Teilchenphysik befasst sich mit den fundamentalen Bausteinen der Materie auf
subatomarer Ebene, während die Kosmologie die Struktur und Entwicklung des
Universums als Ganzes untersucht. In den letzten Jahren wurden überraschende
Verbindungen zwischen Teilchenphysik, Kosmologie und Geometrie entdeckt, welche
neue Wege zur Beschreibung von Teilchenstreuung und zur Erforschung der
Anfangsbedingungen des Universums nach dem Urknall eröffnen könnten. Durch die
Integration dieser drei Disziplinen verspricht das neue Zentrum Erkenntnisse,
die aus der Perspektive einzelner Fachgebiete nicht zugänglich wären.
"Eine der bemerkenswertesten Entdeckungen der modernen Kosmologie ist die
Tatsache, dass der heiße Urknall nicht der Beginn der Zeit war. Eine
faszinierende Frage ist, was vor dem heißen Big Bang geschah und wie er die
Ausgangsbedingungen für die Strukturen schuf, die wir im späten Universum
sehen", erklärt Daniel Baumann, Chee-Chun Leung Professor für Kosmologie an der
NTU. "Mit diesem Zentrum bringen wir Fachleute aus Teilchenphysik, Kosmologie
und Geometrie zusammen, um neue Antworten auf die fundamentalen Fragen zur
Entstehung und Entwicklung des Universums zu finden."

**BEREITGESTELLTES MATERIAL**.
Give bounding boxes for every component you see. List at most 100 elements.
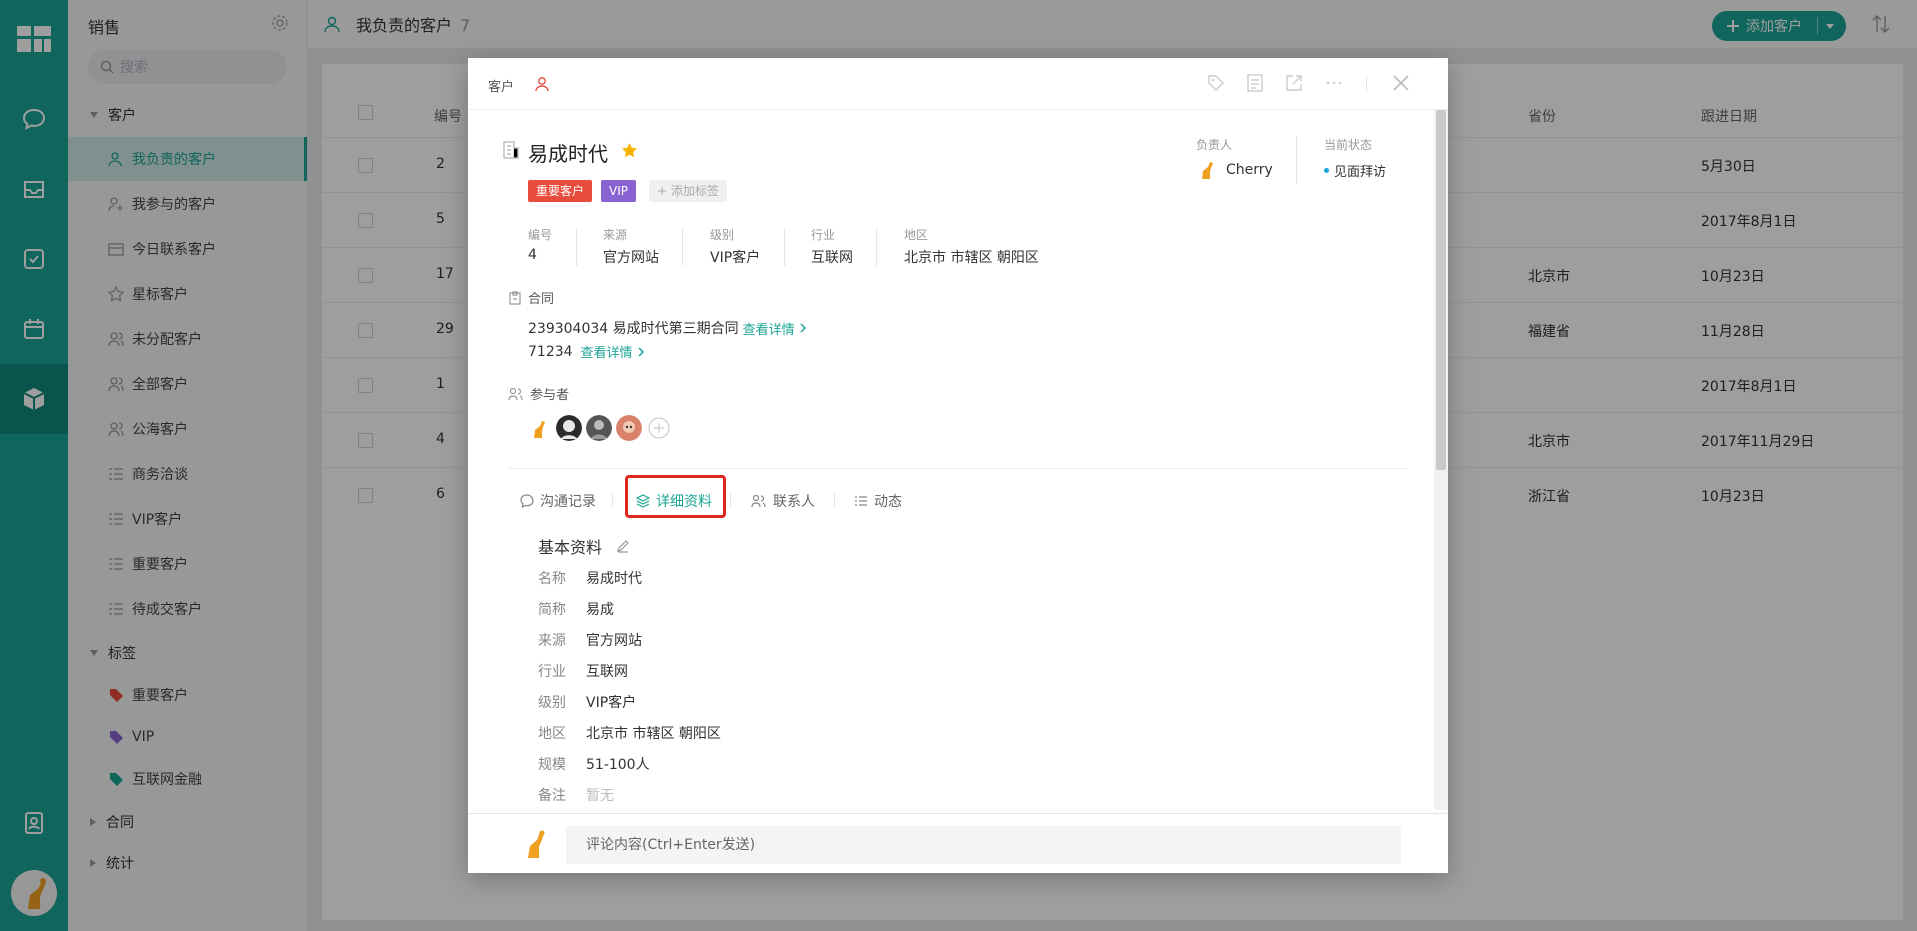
participants-section-label: 参与者	[530, 388, 570, 403]
detail-value: 暂无	[586, 788, 614, 804]
edit-pencil-icon[interactable]	[616, 539, 630, 553]
contacts-icon	[751, 494, 766, 508]
field-divider	[784, 228, 785, 266]
field-divider	[576, 228, 577, 266]
detail-key: 级别	[538, 695, 566, 711]
status-label: 当前状态	[1324, 138, 1373, 152]
add-tag-button[interactable]: + 添加标签	[649, 180, 727, 202]
close-icon[interactable]	[1392, 74, 1410, 92]
detail-key: 备注	[538, 788, 566, 804]
owner-block: 负责人 Cherry	[1196, 136, 1273, 181]
basic-info-header: 基本资料	[538, 534, 630, 558]
field-value: VIP客户	[710, 250, 761, 266]
detail-row: 备注 暂无	[538, 785, 614, 805]
detail-value: 官方网站	[586, 633, 642, 649]
view-contract-link[interactable]: 查看详情	[581, 342, 633, 361]
tab-label: 联系人	[773, 494, 815, 510]
field-label: 编号	[528, 228, 553, 242]
tab-divider	[834, 493, 835, 507]
modal-breadcrumb: 客户	[488, 80, 515, 95]
field-label: 行业	[811, 228, 836, 242]
star-filled-icon[interactable]	[621, 142, 638, 159]
detail-row: 简称 易成	[538, 599, 614, 619]
add-participant-icon[interactable]	[648, 417, 670, 439]
tag-outline-icon[interactable]	[1207, 74, 1225, 92]
detail-row: 行业 互联网	[538, 661, 628, 681]
detail-key: 来源	[538, 633, 566, 649]
field-source: 来源 官方网站	[603, 226, 659, 267]
tab-label: 动态	[874, 494, 902, 510]
field-label: 级别	[710, 228, 735, 242]
detail-row: 地区 北京市 市辖区 朝阳区	[538, 723, 721, 743]
commenter-avatar	[528, 830, 545, 858]
status-block: 当前状态 见面拜访	[1324, 136, 1386, 180]
owner-user-icon	[535, 77, 549, 92]
detail-value: 北京市 市辖区 朝阳区	[586, 726, 721, 742]
chevron-right-icon	[800, 323, 806, 333]
owner-divider	[1296, 136, 1297, 184]
building-icon	[503, 141, 519, 159]
view-contract-link[interactable]: 查看详情	[743, 319, 795, 338]
tag-important[interactable]: 重要客户	[528, 180, 593, 202]
detail-value: 易成	[586, 602, 614, 618]
users-icon	[508, 387, 523, 400]
detail-value: 互联网	[586, 664, 628, 680]
modal-header: 客户	[468, 58, 1448, 110]
tag-vip[interactable]: VIP	[601, 180, 636, 202]
detail-key: 名称	[538, 571, 566, 587]
detail-key: 地区	[538, 726, 566, 742]
detail-key: 行业	[538, 664, 566, 680]
participant-avatar[interactable]	[526, 415, 552, 441]
list-icon	[855, 496, 867, 506]
contract-row: 71234 查看详情	[528, 342, 645, 361]
participant-avatar[interactable]	[586, 415, 612, 441]
detail-key: 简称	[538, 602, 566, 618]
detail-row: 级别 VIP客户	[538, 692, 636, 712]
open-external-icon[interactable]	[1285, 74, 1303, 92]
comment-bar: 评论内容(Ctrl+Enter发送)	[468, 813, 1448, 873]
tab-contacts[interactable]: 联系人	[751, 491, 815, 511]
field-divider	[876, 228, 877, 266]
comment-input[interactable]: 评论内容(Ctrl+Enter发送)	[566, 826, 1401, 864]
detail-row: 规模 51-100人	[538, 754, 650, 774]
participants-section-title: 参与者	[508, 384, 569, 403]
owner-name: Cherry	[1226, 162, 1273, 178]
form-icon[interactable]	[1246, 74, 1264, 92]
contract-row: 239304034 易成时代第三期合同 查看详情	[528, 318, 807, 338]
owner-label: 负责人	[1196, 138, 1233, 152]
field-label: 来源	[603, 228, 628, 242]
tab-activity[interactable]: 动态	[854, 491, 902, 511]
chat-icon	[520, 494, 534, 508]
detail-row: 来源 官方网站	[538, 630, 642, 650]
contract-text: 71234	[528, 343, 573, 360]
detail-value: 51-100人	[586, 757, 650, 773]
field-level: 级别 VIP客户	[710, 226, 760, 267]
owner-avatar[interactable]	[1196, 159, 1218, 181]
field-id: 编号 4	[528, 226, 552, 263]
modal-scrollbar[interactable]	[1434, 110, 1448, 810]
chevron-right-icon	[638, 346, 644, 357]
detail-key: 规模	[538, 757, 566, 773]
field-label: 地区	[904, 228, 929, 242]
field-divider	[682, 228, 683, 266]
tab-highlight-box	[625, 475, 726, 518]
contract-section-label: 合同	[528, 292, 555, 307]
participant-avatar[interactable]	[616, 415, 642, 441]
contract-section-title: 合同	[508, 288, 554, 307]
status-dot	[1324, 168, 1329, 173]
field-value: 4	[528, 247, 537, 263]
header-divider	[1366, 76, 1367, 92]
field-value: 官方网站	[603, 250, 659, 266]
scrollbar-thumb[interactable]	[1436, 110, 1446, 470]
detail-value: VIP客户	[586, 695, 637, 711]
field-industry: 行业 互联网	[811, 226, 853, 267]
tab-label: 沟通记录	[540, 494, 596, 510]
field-value: 北京市 市辖区 朝阳区	[904, 250, 1039, 266]
more-icon[interactable]	[1325, 74, 1343, 92]
contract-text: 239304034 易成时代第三期合同	[528, 321, 739, 337]
tab-divider	[612, 493, 613, 507]
basic-info-title: 基本资料	[538, 538, 603, 557]
participant-avatar[interactable]	[556, 415, 582, 441]
tab-divider	[730, 493, 731, 507]
tab-communication[interactable]: 沟通记录	[520, 491, 596, 511]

**AUFGABE**.
Zitiere aus dem Text über das neue Zentrum eine Passage ohne jede Änderung. Fang bei den Worten „Teilchenphysik befasst sich“ an und hör nach „nicht zugänglich wären.“ auf.

**LÖSUNG**.
Teilchenphysik befasst sich mit den fundamentalen Bausteinen der Materie auf
subatomarer Ebene, während die Kosmologie die Struktur und Entwicklung des
Universums als Ganzes untersucht. In den letzten Jahren wurden überraschende
Verbindungen zwischen Teilchenphysik, Kosmologie und Geometrie entdeckt, welche
neue Wege zur Beschreibung von Teilchenstreuung und zur Erforschung der
Anfangsbedingungen des Universums nach dem Urknall eröffnen könnten. Durch die
Integration dieser drei Disziplinen verspricht das neue Zentrum Erkenntnisse,
die aus der Perspektive einzelner Fachgebiete nicht zugänglich wären.